> _Bacaan_:
------

Bau Pesing Politik Minyak di Ambalat

Share:

Jakarta (ANTARA News) - 27 Mei 2005, Daniel Estulin, seorang penulis keturunan Rusia yang menginvestigasi keberadaan Paguyuban Bilderberg menulis, bahwa konfrontasi politik Indonesia dan Malaysia di kawasan kaya minyak di Laut Sulawesi menjadi topik diskusi utama anggota Bilderberg dalam satu pertemuannya pada 2005.

Bilderberg adalah kumpulan orang-orang paling berkuasa di dunia yang misterius namun ditengarai sangat menentukan arah kecenderungan internasional. Mereka diantaranya para birokrat, industrialis dan bankir.

Diantara anggota Bilderberg yang menghadiri Konferensi 2005 --konon diadakan tiap tahun-- adalah pimpinan British Petroleum (BP) Peter D. Sutherland dan bos Royal Dutch Shell Jeroen van der Veer.

Mengutip Estulin, semua orang di Paguyuban paham bahwa perang akan memberi landasan bagi hadirnya pasukan pemelihara perdamaian PBB sehingga eksploitasi energi di Ambalat bisa mereka kontrol.

Estulin mungkin provokatif, namun fakta menunjukkan ancaman pecahnya konfrontasi terbuka antara Indonesia dan Malaysia di Ambalat memang kian besar.

------

> _Tugas Tertulis_:
A. Salin tanpa perubahan bagian bacaan tentang Ambalat yang dimulai pada "Bau Pesing Politik" dan berakhir pada "van der Veer.".
B. Jawab pertanyaan berikut berdasarkan bacaan tentang Ambalat.
(i) Pada tanggal berapa Daniel Estulin menulis tentang topik diskusi utama Bilderberg?
(ii) Siapa pimpinan British Petroleum yang menghadiri Konferensi 2005?
(iii) Di laut mana kawasan kaya minyak yang menjadi pusat konfrontasi Indonesia dan Malaysia?
C. Teruskan bacaan tentang politik minyak di Ambalat, dimulai setelah kalimat terakhirnya.

> _Data_:
------

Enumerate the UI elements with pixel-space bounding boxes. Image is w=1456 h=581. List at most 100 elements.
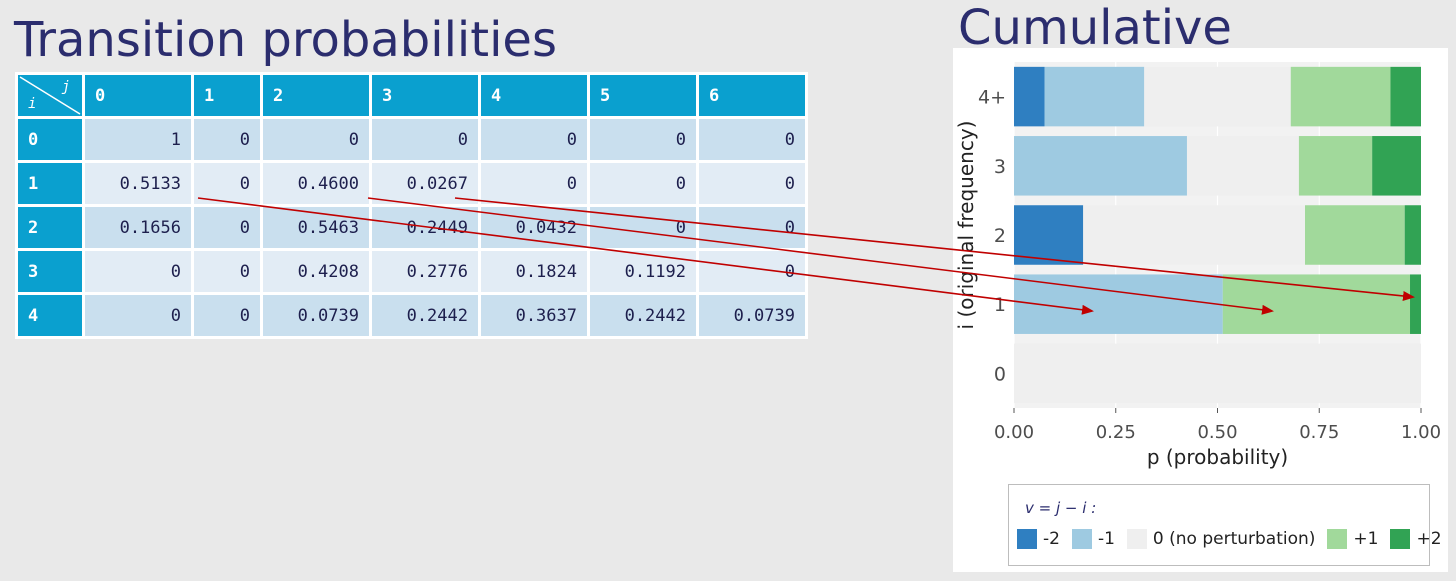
table-cell: 0	[194, 163, 260, 204]
column-header-0: 0	[85, 75, 191, 116]
table-cell: 0	[372, 119, 478, 160]
stacked-bar-chart: 0 1 2 3 4+ 0.00 0.25 0.50 0.75 1.00 p (probability…	[954, 62, 1441, 469]
table-cell: 0.5133	[85, 163, 191, 204]
legend-item: 0 (no perturbation)	[1126, 529, 1316, 549]
table-cell: 0.0739	[263, 295, 369, 336]
bar-segment	[1222, 274, 1411, 334]
table-cell: 0.0432	[481, 207, 587, 248]
bar-segment	[1014, 66, 1045, 127]
bar-segment	[1083, 205, 1306, 265]
table-cell: 0.4600	[263, 163, 369, 204]
x-tick-label: 0.50	[1197, 422, 1237, 443]
table-cell: 0	[85, 295, 191, 336]
table-cell: 0	[590, 119, 696, 160]
legend-item: -1	[1071, 529, 1115, 549]
row-header-3: 3	[18, 251, 82, 292]
table-cell: 0	[590, 207, 696, 248]
table-cell: 0.2449	[372, 207, 478, 248]
table-cell: 0	[590, 163, 696, 204]
column-header-6: 6	[699, 75, 805, 116]
table-cell: 0.1824	[481, 251, 587, 292]
legend-title: v = j − i :	[1025, 499, 1097, 517]
slide-title-right: Cumulative	[958, 0, 1232, 56]
table-cell: 0.1656	[85, 207, 191, 248]
bar-segment	[1014, 343, 1421, 404]
bar-segment	[1390, 66, 1421, 127]
legend-swatch	[1017, 529, 1037, 549]
row-header-4: 4	[18, 295, 82, 336]
bar-segment	[1404, 205, 1421, 265]
x-tick-label: 1.00	[1401, 422, 1441, 443]
bar-segment	[1044, 66, 1145, 127]
legend-swatch	[1071, 529, 1092, 549]
y-axis-label: i (original frequency)	[954, 121, 978, 330]
bar-segment	[1014, 205, 1084, 265]
table-cell: 0	[699, 251, 805, 292]
y-tick-label: 4+	[978, 87, 1006, 109]
x-tick-label: 0.00	[994, 422, 1034, 443]
bar-segment	[1290, 66, 1391, 127]
y-tick-label: 0	[994, 363, 1006, 385]
corner-diagonal	[19, 76, 81, 115]
table-cell: 0	[699, 119, 805, 160]
row-header-0: 0	[18, 119, 82, 160]
row-header-2: 2	[18, 207, 82, 248]
table-cell: 0.4208	[263, 251, 369, 292]
table-cell: 0.2442	[590, 295, 696, 336]
legend-item: +1	[1327, 529, 1378, 549]
x-tick-label: 0.75	[1299, 422, 1339, 443]
legend-swatch	[1126, 529, 1147, 549]
x-axis-label: p (probability)	[1147, 445, 1288, 469]
bar-segment	[1144, 66, 1291, 127]
bar-segment	[1298, 136, 1373, 196]
column-header-5: 5	[590, 75, 696, 116]
table-cell: 0	[481, 119, 587, 160]
table-cell: 0.2442	[372, 295, 478, 336]
legend-swatch	[1327, 529, 1348, 549]
corner-label-j: j	[61, 79, 70, 95]
table-cell: 0	[481, 163, 587, 204]
table-cell: 0.3637	[481, 295, 587, 336]
bar-segment	[1014, 136, 1187, 196]
table-corner-header: i j	[18, 75, 82, 116]
column-header-3: 3	[372, 75, 478, 116]
table-row: 2 0.1656 0 0.5463 0.2449 0.0432 0 0	[18, 207, 805, 248]
slide-title-left: Transition probabilities	[14, 12, 557, 68]
column-header-4: 4	[481, 75, 587, 116]
bar-segment	[1305, 205, 1405, 265]
legend-item: -2	[1017, 529, 1060, 549]
table-cell: 0	[194, 207, 260, 248]
table-cell: 0.0267	[372, 163, 478, 204]
legend-label: +1	[1353, 529, 1379, 549]
bar-segment	[1372, 136, 1421, 196]
legend-label: +2	[1416, 529, 1442, 549]
legend-items: -2 -1 0 (no perturbation) +1 +2	[1017, 529, 1454, 549]
table-cell: 0.5463	[263, 207, 369, 248]
bar-segment	[1410, 274, 1421, 334]
table-cell: 0	[699, 163, 805, 204]
table-cell: 0	[263, 119, 369, 160]
legend-swatch	[1390, 529, 1411, 549]
legend-label: 0 (no perturbation)	[1152, 529, 1316, 549]
table-cell: 1	[85, 119, 191, 160]
table-cell: 0.0739	[699, 295, 805, 336]
cumulative-chart-panel: 0 1 2 3 4+ 0.00 0.25 0.50 0.75 1.00 p (probability…	[953, 48, 1448, 572]
table-cell: 0	[194, 251, 260, 292]
column-header-1: 1	[194, 75, 260, 116]
x-tick-label: 0.25	[1096, 422, 1136, 443]
legend-label: -1	[1097, 529, 1115, 549]
corner-label-i: i	[28, 96, 37, 112]
y-tick-label: 3	[994, 156, 1006, 178]
legend-label: -2	[1043, 529, 1060, 549]
table-row: 1 0.5133 0 0.4600 0.0267 0 0 0	[18, 163, 805, 204]
table-cell: 0	[194, 295, 260, 336]
column-header-2: 2	[263, 75, 369, 116]
chart-legend: v = j − i : -2 -1 0 (no perturbation) +1 +2	[1008, 484, 1442, 566]
table-body: 0 1 0 0 0 0 0 0 1 0.5133 0 0.4600 0.0267 0 0 0 2 0.1656 0 0…	[18, 119, 805, 336]
table-cell: 0.2776	[372, 251, 478, 292]
table-cell: 0.1192	[590, 251, 696, 292]
bar-segment	[1014, 274, 1223, 334]
table-row: 3 0 0 0.4208 0.2776 0.1824 0.1192 0	[18, 251, 805, 292]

------

> _Jawaban Tugas_:
A.
Bau Pesing Politik Minyak di Ambalat

Share:

Jakarta (ANTARA News) - 27 Mei 2005, Daniel Estulin, seorang penulis keturunan Rusia yang menginvestigasi keberadaan Paguyuban Bilderberg menulis, bahwa konfrontasi politik Indonesia dan Malaysia di kawasan kaya minyak di Laut Sulawesi menjadi topik diskusi utama anggota Bilderberg dalam satu pertemuannya pada 2005.

Bilderberg adalah kumpulan orang-orang paling berkuasa di dunia yang misterius namun ditengarai sangat menentukan arah kecenderungan internasional. Mereka diantaranya para birokrat, industrialis dan bankir.

Diantara anggota Bilderberg yang menghadiri Konferensi 2005 --konon diadakan tiap tahun-- adalah pimpinan British Petroleum (BP) Peter D. Sutherland dan bos Royal Dutch Shell Jeroen van der Veer.

B.
(i) 27 Mei 2005
(ii) Peter D. Sutherland
(iii) Laut Sulawesi

C.
Suhu konflik memanas hingga mencapai titik ekstrem pada 2005 dan paruh pertama tahun ini. Itu semua beriringan dengan kesepakatan eksplorasi minyak dengan para raksasa tambang minyak di perairan yang diklaim memiliki cadangan minyak 2 miliar barel dan 3-5 triliun kubik gas alam cair (LNG) itu.

Sikap Malaysia sendiri mengeras setelah gugatan mereka di Sipadan dan Ligitan dimenangkan Mahkamah Internasional pada 2002 yang membuat batas lautnya memanjang hingga cukup untuk mengklaim Ambalat, termasuk Blok XYZ yang berlimpah ruah gas.

108 tahun lalu, pada 1891, Inggris dan Belanda yang menguasai Kalimantan, menetapkan garis paralel 4 derajat 10 menit Lintang Utara sebagai batas administrasi kolonial mereka.

Pulau Sipadan dan Ligitan yang hanya sekian menit derajat dari garis batas kolonial itu menjadi milik Indonesia meskipun secara geografis lebih dekat ke pantai Malaysia.

Pada 1979, Malaysia resmi mengklaim kedua pulau sebagai teritorinya, namun baru 23 tahun kemudian, pada 2002, Malaysia resmi memilikinya.

Sukses di kedua pulau ini ternyata membuat Malaysia "pede." Tiga tahun setelah itu, pada 16 Februari 2005, Malaysia memberi konsesi penambangan minyak di Blok Ambalat, kepada Royal Dutch Shell dan Petronas.

Seolah mengaplikasikan doktrin penguasaan laut dari pakar strategi perang Alfred Thayer Mahan yang dianut banyak rezim maritim dunia, Indonesia bereaksi keras terhadap langkah Malaysia itu dengan segera menggelar armada perang di Ambalat sebagai simbol kedaulatan RI di wilayah itu.

Dalam "The Influence of Sea Power Upon History," Mahan menyebut penguasaan maritim oleh angkatan laut adalah kunci sukses dalam politik internasional.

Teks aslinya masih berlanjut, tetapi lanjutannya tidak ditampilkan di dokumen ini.